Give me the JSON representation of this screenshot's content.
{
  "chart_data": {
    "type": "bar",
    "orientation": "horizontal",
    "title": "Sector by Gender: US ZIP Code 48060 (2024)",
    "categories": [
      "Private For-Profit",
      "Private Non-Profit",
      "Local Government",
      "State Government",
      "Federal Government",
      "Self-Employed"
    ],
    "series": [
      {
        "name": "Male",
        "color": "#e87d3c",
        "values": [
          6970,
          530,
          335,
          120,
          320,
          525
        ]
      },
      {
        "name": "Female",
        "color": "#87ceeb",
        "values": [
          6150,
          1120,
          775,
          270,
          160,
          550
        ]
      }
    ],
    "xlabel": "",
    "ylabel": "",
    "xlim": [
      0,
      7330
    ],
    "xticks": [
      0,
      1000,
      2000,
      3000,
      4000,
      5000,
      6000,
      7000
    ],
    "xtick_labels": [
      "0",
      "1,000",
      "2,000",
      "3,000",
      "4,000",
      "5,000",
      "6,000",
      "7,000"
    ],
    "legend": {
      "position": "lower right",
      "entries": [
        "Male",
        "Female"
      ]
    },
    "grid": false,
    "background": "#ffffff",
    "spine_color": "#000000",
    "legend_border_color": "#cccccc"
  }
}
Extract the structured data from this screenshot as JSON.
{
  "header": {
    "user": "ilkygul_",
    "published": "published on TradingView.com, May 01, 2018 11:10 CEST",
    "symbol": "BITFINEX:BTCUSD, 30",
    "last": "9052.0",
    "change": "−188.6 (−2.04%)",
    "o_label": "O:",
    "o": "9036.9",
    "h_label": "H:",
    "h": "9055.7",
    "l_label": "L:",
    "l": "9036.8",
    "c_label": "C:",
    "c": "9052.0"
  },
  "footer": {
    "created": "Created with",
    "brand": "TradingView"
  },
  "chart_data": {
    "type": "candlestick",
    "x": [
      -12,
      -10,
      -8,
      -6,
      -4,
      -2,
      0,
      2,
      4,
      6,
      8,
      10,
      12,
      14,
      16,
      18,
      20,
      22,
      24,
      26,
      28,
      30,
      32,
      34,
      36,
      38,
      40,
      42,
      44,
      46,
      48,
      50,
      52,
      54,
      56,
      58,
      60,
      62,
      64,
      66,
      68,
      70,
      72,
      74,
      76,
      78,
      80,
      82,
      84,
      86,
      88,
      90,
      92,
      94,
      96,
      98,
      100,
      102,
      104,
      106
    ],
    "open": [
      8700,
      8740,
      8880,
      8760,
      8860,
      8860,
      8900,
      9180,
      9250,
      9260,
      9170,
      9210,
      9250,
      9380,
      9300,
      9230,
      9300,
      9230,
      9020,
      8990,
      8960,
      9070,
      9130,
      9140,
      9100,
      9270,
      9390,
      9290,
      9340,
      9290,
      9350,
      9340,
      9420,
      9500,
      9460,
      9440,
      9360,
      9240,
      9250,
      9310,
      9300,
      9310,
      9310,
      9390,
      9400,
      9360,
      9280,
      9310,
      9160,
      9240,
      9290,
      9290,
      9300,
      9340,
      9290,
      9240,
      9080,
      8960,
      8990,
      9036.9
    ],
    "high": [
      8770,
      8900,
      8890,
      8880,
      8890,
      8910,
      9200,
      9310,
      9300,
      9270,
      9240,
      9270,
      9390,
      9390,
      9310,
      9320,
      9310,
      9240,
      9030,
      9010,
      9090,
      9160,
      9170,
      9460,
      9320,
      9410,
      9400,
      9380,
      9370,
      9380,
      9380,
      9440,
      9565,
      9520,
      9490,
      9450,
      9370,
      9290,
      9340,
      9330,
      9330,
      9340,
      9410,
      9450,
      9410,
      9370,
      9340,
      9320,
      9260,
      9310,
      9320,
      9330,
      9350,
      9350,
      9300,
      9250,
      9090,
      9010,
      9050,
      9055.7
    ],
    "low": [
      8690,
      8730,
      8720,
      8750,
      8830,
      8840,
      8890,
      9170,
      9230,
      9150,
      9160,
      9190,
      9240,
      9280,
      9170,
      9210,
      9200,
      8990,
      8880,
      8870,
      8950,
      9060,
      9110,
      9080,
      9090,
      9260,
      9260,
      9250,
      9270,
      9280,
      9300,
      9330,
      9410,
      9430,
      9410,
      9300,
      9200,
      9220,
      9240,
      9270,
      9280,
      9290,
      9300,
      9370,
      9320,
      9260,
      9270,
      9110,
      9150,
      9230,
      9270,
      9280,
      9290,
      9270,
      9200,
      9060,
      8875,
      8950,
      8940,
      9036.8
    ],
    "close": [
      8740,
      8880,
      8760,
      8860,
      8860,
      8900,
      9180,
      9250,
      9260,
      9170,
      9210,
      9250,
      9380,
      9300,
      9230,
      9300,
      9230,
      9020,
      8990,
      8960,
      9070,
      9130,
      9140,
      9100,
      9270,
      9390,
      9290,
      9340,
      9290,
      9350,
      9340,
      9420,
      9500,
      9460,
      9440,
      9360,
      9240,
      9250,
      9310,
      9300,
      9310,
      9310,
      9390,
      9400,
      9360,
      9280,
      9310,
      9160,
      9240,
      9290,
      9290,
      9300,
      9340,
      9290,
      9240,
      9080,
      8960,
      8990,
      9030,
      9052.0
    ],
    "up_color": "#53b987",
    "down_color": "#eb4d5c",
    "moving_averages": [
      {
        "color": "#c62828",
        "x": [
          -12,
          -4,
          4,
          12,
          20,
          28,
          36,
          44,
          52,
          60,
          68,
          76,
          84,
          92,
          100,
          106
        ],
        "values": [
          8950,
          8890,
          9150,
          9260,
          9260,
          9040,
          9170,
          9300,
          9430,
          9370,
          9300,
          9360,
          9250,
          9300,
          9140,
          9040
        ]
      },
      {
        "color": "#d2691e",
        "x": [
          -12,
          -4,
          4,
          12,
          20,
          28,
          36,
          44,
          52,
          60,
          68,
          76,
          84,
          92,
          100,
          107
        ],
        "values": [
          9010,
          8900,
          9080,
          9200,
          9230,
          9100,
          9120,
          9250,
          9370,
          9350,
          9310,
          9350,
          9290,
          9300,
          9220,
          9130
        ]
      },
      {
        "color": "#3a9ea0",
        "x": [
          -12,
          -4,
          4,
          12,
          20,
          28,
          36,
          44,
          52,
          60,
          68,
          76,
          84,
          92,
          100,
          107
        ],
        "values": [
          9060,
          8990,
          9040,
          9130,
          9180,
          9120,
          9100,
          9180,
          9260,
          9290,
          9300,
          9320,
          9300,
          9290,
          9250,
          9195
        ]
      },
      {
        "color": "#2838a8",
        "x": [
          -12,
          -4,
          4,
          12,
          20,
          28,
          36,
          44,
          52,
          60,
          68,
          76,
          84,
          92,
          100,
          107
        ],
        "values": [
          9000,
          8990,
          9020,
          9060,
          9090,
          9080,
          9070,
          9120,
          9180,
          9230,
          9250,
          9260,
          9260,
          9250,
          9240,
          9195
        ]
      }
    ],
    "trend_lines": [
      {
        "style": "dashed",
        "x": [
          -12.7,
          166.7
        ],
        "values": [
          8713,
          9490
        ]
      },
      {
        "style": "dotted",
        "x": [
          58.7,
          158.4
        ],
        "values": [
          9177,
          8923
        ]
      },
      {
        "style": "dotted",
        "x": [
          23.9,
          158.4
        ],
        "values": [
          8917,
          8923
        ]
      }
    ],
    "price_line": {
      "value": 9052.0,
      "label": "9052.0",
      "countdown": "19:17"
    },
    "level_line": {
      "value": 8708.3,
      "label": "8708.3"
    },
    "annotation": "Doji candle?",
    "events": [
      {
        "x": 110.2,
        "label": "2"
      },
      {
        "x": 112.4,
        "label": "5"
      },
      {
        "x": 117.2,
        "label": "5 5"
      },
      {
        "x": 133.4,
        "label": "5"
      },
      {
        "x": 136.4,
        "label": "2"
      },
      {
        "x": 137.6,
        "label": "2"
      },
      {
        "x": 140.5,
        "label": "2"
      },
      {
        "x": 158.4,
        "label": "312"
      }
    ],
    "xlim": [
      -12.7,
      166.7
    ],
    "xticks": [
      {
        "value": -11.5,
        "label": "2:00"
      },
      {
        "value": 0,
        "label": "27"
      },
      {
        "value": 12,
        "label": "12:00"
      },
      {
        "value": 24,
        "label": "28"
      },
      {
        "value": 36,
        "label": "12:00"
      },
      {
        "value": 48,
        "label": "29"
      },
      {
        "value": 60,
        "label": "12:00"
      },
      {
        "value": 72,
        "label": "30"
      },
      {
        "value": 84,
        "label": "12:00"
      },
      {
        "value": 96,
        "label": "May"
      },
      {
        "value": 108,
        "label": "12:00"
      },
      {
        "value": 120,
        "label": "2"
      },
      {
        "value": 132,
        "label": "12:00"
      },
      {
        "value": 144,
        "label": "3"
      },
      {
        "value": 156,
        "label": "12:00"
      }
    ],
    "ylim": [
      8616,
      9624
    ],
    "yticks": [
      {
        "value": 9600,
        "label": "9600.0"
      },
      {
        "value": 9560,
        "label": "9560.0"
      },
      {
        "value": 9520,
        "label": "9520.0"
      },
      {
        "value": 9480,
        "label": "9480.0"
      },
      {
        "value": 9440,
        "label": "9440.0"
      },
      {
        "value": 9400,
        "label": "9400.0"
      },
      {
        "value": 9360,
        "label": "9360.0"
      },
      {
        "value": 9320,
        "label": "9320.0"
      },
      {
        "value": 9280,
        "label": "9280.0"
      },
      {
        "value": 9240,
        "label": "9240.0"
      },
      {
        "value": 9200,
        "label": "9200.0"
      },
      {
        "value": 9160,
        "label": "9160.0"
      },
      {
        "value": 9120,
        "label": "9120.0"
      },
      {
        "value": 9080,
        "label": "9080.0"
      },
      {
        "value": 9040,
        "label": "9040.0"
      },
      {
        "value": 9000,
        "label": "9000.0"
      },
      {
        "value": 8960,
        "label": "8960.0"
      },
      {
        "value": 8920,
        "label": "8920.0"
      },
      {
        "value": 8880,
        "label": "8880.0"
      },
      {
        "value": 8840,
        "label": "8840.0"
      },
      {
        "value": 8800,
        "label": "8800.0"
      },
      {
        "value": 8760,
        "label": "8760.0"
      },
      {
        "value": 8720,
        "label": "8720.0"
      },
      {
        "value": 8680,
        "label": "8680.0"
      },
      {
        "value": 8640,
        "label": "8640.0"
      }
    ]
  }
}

▶ _Problem requirements_: Gather up the lines containing the word "TradingView" from these records and copy them.

▶ _Complete response_:
    "published": "published on TradingView.com, May 01, 2018 11:10 CEST",
    "brand": "TradingView"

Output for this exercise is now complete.